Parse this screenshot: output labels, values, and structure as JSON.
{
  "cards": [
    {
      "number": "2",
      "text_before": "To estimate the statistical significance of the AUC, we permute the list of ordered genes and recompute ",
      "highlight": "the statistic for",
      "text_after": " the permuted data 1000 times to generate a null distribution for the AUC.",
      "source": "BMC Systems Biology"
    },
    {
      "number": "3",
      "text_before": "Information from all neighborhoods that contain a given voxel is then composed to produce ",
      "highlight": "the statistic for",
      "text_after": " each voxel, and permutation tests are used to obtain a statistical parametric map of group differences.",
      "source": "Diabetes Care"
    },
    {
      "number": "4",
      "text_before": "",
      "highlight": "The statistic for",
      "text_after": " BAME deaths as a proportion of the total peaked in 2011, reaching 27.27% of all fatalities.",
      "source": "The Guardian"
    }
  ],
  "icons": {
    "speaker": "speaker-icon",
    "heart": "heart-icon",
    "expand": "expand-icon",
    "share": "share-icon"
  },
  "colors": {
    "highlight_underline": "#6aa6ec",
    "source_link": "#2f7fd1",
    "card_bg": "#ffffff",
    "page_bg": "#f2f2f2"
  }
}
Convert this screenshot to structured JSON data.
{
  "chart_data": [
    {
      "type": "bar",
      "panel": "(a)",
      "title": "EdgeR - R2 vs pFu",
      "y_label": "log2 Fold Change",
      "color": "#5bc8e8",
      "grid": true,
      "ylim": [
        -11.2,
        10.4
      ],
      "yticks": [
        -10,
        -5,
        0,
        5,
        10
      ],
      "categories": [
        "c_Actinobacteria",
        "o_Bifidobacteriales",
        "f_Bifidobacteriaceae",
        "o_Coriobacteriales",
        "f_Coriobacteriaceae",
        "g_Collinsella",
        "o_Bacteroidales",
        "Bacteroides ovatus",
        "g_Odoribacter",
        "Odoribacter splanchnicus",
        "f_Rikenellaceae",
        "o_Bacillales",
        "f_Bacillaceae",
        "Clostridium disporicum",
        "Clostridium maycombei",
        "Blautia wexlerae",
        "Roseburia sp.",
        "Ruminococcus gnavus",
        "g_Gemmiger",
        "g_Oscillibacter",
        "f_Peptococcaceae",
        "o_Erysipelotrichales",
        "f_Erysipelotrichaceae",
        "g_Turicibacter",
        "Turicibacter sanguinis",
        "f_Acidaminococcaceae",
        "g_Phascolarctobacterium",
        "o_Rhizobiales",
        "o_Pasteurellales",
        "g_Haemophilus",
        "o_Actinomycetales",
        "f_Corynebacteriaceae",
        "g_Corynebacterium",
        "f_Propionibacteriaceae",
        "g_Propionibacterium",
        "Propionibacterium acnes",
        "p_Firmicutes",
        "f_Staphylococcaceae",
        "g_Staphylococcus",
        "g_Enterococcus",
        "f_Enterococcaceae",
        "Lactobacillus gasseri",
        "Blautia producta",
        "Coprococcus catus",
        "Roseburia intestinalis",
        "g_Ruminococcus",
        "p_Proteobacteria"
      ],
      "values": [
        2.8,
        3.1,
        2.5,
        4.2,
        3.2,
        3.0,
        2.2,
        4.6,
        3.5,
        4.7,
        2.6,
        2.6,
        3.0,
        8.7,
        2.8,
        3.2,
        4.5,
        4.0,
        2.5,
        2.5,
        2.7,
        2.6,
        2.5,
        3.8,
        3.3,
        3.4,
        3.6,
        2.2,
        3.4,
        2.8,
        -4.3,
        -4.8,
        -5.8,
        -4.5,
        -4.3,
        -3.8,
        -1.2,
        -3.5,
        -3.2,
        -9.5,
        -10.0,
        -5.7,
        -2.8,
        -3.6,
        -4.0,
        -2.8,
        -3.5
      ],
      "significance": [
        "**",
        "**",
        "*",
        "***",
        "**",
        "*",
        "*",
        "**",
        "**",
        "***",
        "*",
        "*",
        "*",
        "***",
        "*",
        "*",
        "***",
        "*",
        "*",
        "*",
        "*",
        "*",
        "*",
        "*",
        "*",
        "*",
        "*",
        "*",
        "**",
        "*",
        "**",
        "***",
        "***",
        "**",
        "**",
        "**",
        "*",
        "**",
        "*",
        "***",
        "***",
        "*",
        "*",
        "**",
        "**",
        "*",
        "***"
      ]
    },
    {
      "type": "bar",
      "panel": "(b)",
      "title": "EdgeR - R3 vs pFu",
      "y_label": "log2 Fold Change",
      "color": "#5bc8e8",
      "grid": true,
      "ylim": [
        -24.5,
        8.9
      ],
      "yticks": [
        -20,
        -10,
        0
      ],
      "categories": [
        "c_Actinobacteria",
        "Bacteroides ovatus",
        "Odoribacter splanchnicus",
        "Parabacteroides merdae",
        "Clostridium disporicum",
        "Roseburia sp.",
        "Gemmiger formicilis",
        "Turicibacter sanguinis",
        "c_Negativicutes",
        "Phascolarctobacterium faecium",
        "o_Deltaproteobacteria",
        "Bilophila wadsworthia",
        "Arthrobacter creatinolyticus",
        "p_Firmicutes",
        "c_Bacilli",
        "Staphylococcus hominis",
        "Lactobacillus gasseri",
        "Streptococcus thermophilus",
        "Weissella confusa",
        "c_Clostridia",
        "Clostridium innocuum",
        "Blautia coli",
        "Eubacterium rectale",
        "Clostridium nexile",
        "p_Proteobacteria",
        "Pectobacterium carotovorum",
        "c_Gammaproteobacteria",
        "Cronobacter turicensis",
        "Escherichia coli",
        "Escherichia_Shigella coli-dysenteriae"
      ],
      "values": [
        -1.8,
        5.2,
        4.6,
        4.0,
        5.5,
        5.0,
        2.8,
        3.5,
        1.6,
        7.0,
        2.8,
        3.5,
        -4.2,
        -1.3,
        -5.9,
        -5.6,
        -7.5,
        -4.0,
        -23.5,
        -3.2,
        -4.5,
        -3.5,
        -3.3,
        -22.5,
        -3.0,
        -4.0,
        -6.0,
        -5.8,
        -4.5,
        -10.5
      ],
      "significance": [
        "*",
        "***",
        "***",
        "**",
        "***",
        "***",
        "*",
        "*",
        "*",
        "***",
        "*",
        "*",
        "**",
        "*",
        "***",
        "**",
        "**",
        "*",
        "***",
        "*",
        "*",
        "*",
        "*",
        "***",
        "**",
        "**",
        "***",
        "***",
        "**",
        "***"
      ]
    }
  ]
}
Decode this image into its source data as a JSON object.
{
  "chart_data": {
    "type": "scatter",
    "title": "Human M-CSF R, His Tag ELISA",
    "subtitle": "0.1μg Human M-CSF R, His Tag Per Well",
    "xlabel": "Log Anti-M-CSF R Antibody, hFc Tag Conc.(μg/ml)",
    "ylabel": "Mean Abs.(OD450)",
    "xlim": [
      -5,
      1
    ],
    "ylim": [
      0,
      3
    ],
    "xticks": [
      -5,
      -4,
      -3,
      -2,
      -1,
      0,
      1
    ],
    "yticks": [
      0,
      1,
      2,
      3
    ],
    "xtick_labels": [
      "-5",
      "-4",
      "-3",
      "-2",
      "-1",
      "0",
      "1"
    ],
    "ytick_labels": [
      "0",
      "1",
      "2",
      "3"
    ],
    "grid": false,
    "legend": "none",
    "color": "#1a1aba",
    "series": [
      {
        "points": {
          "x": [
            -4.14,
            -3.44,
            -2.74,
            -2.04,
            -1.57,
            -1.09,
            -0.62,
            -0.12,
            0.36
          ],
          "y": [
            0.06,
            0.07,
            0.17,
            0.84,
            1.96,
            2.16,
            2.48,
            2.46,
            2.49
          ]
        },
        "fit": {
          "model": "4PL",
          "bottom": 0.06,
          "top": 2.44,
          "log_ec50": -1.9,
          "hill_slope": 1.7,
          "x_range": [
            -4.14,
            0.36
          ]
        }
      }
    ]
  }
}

Task: The entries above should be copied out exactly, with none left out.

Result below:
Parse this screenshot: output labels, values, and structure as JSON.
{
  "cards": [
    {
      "number": "2",
      "text_before": "To estimate the statistical significance of the AUC, we permute the list of ordered genes and recompute ",
      "highlight": "the statistic for",
      "text_after": " the permuted data 1000 times to generate a null distribution for the AUC.",
      "source": "BMC Systems Biology"
    },
    {
      "number": "3",
      "text_before": "Information from all neighborhoods that contain a given voxel is then composed to produce ",
      "highlight": "the statistic for",
      "text_after": " each voxel, and permutation tests are used to obtain a statistical parametric map of group differences.",
      "source": "Diabetes Care"
    },
    {
      "number": "4",
      "text_before": "",
      "highlight": "The statistic for",
      "text_after": " BAME deaths as a proportion of the total peaked in 2011, reaching 27.27% of all fatalities.",
      "source": "The Guardian"
    }
  ],
  "icons": {
    "speaker": "speaker-icon",
    "heart": "heart-icon",
    "expand": "expand-icon",
    "share": "share-icon"
  },
  "colors": {
    "highlight_underline": "#6aa6ec",
    "source_link": "#2f7fd1",
    "card_bg": "#ffffff",
    "page_bg": "#f2f2f2"
  }
}
Convert this screenshot to structured JSON data.
{
  "chart_data": [
    {
      "type": "bar",
      "panel": "(a)",
      "title": "EdgeR - R2 vs pFu",
      "y_label": "log2 Fold Change",
      "color": "#5bc8e8",
      "grid": true,
      "ylim": [
        -11.2,
        10.4
      ],
      "yticks": [
        -10,
        -5,
        0,
        5,
        10
      ],
      "categories": [
        "c_Actinobacteria",
        "o_Bifidobacteriales",
        "f_Bifidobacteriaceae",
        "o_Coriobacteriales",
        "f_Coriobacteriaceae",
        "g_Collinsella",
        "o_Bacteroidales",
        "Bacteroides ovatus",
        "g_Odoribacter",
        "Odoribacter splanchnicus",
        "f_Rikenellaceae",
        "o_Bacillales",
        "f_Bacillaceae",
        "Clostridium disporicum",
        "Clostridium maycombei",
        "Blautia wexlerae",
        "Roseburia sp.",
        "Ruminococcus gnavus",
        "g_Gemmiger",
        "g_Oscillibacter",
        "f_Peptococcaceae",
        "o_Erysipelotrichales",
        "f_Erysipelotrichaceae",
        "g_Turicibacter",
        "Turicibacter sanguinis",
        "f_Acidaminococcaceae",
        "g_Phascolarctobacterium",
        "o_Rhizobiales",
        "o_Pasteurellales",
        "g_Haemophilus",
        "o_Actinomycetales",
        "f_Corynebacteriaceae",
        "g_Corynebacterium",
        "f_Propionibacteriaceae",
        "g_Propionibacterium",
        "Propionibacterium acnes",
        "p_Firmicutes",
        "f_Staphylococcaceae",
        "g_Staphylococcus",
        "g_Enterococcus",
        "f_Enterococcaceae",
        "Lactobacillus gasseri",
        "Blautia producta",
        "Coprococcus catus",
        "Roseburia intestinalis",
        "g_Ruminococcus",
        "p_Proteobacteria"
      ],
      "values": [
        2.8,
        3.1,
        2.5,
        4.2,
        3.2,
        3.0,
        2.2,
        4.6,
        3.5,
        4.7,
        2.6,
        2.6,
        3.0,
        8.7,
        2.8,
        3.2,
        4.5,
        4.0,
        2.5,
        2.5,
        2.7,
        2.6,
        2.5,
        3.8,
        3.3,
        3.4,
        3.6,
        2.2,
        3.4,
        2.8,
        -4.3,
        -4.8,
        -5.8,
        -4.5,
        -4.3,
        -3.8,
        -1.2,
        -3.5,
        -3.2,
        -9.5,
        -10.0,
        -5.7,
        -2.8,
        -3.6,
        -4.0,
        -2.8,
        -3.5
      ],
      "significance": [
        "**",
        "**",
        "*",
        "***",
        "**",
        "*",
        "*",
        "**",
        "**",
        "***",
        "*",
        "*",
        "*",
        "***",
        "*",
        "*",
        "***",
        "*",
        "*",
        "*",
        "*",
        "*",
        "*",
        "*",
        "*",
        "*",
        "*",
        "*",
        "**",
        "*",
        "**",
        "***",
        "***",
        "**",
        "**",
        "**",
        "*",
        "**",
        "*",
        "***",
        "***",
        "*",
        "*",
        "**",
        "**",
        "*",
        "***"
      ]
    },
    {
      "type": "bar",
      "panel": "(b)",
      "title": "EdgeR - R3 vs pFu",
      "y_label": "log2 Fold Change",
      "color": "#5bc8e8",
      "grid": true,
      "ylim": [
        -24.5,
        8.9
      ],
      "yticks": [
        -20,
        -10,
        0
      ],
      "categories": [
        "c_Actinobacteria",
        "Bacteroides ovatus",
        "Odoribacter splanchnicus",
        "Parabacteroides merdae",
        "Clostridium disporicum",
        "Roseburia sp.",
        "Gemmiger formicilis",
        "Turicibacter sanguinis",
        "c_Negativicutes",
        "Phascolarctobacterium faecium",
        "o_Deltaproteobacteria",
        "Bilophila wadsworthia",
        "Arthrobacter creatinolyticus",
        "p_Firmicutes",
        "c_Bacilli",
        "Staphylococcus hominis",
        "Lactobacillus gasseri",
        "Streptococcus thermophilus",
        "Weissella confusa",
        "c_Clostridia",
        "Clostridium innocuum",
        "Blautia coli",
        "Eubacterium rectale",
        "Clostridium nexile",
        "p_Proteobacteria",
        "Pectobacterium carotovorum",
        "c_Gammaproteobacteria",
        "Cronobacter turicensis",
        "Escherichia coli",
        "Escherichia_Shigella coli-dysenteriae"
      ],
      "values": [
        -1.8,
        5.2,
        4.6,
        4.0,
        5.5,
        5.0,
        2.8,
        3.5,
        1.6,
        7.0,
        2.8,
        3.5,
        -4.2,
        -1.3,
        -5.9,
        -5.6,
        -7.5,
        -4.0,
        -23.5,
        -3.2,
        -4.5,
        -3.5,
        -3.3,
        -22.5,
        -3.0,
        -4.0,
        -6.0,
        -5.8,
        -4.5,
        -10.5
      ],
      "significance": [
        "*",
        "***",
        "***",
        "**",
        "***",
        "***",
        "*",
        "*",
        "*",
        "***",
        "*",
        "*",
        "**",
        "*",
        "***",
        "**",
        "**",
        "*",
        "***",
        "*",
        "*",
        "*",
        "*",
        "***",
        "**",
        "**",
        "***",
        "***",
        "**",
        "***"
      ]
    }
  ]
}
Decode this image into its source data as a JSON object.
{
  "chart_data": {
    "type": "scatter",
    "title": "Human M-CSF R, His Tag ELISA",
    "subtitle": "0.1μg Human M-CSF R, His Tag Per Well",
    "xlabel": "Log Anti-M-CSF R Antibody, hFc Tag Conc.(μg/ml)",
    "ylabel": "Mean Abs.(OD450)",
    "xlim": [
      -5,
      1
    ],
    "ylim": [
      0,
      3
    ],
    "xticks": [
      -5,
      -4,
      -3,
      -2,
      -1,
      0,
      1
    ],
    "yticks": [
      0,
      1,
      2,
      3
    ],
    "xtick_labels": [
      "-5",
      "-4",
      "-3",
      "-2",
      "-1",
      "0",
      "1"
    ],
    "ytick_labels": [
      "0",
      "1",
      "2",
      "3"
    ],
    "grid": false,
    "legend": "none",
    "color": "#1a1aba",
    "series": [
      {
        "points": {
          "x": [
            -4.14,
            -3.44,
            -2.74,
            -2.04,
            -1.57,
            -1.09,
            -0.62,
            -0.12,
            0.36
          ],
          "y": [
            0.06,
            0.07,
            0.17,
            0.84,
            1.96,
            2.16,
            2.48,
            2.46,
            2.49
          ]
        },
        "fit": {
          "model": "4PL",
          "bottom": 0.06,
          "top": 2.44,
          "log_ec50": -1.9,
          "hill_slope": 1.7,
          "x_range": [
            -4.14,
            0.36
          ]
        }
      }
    ]
  }
}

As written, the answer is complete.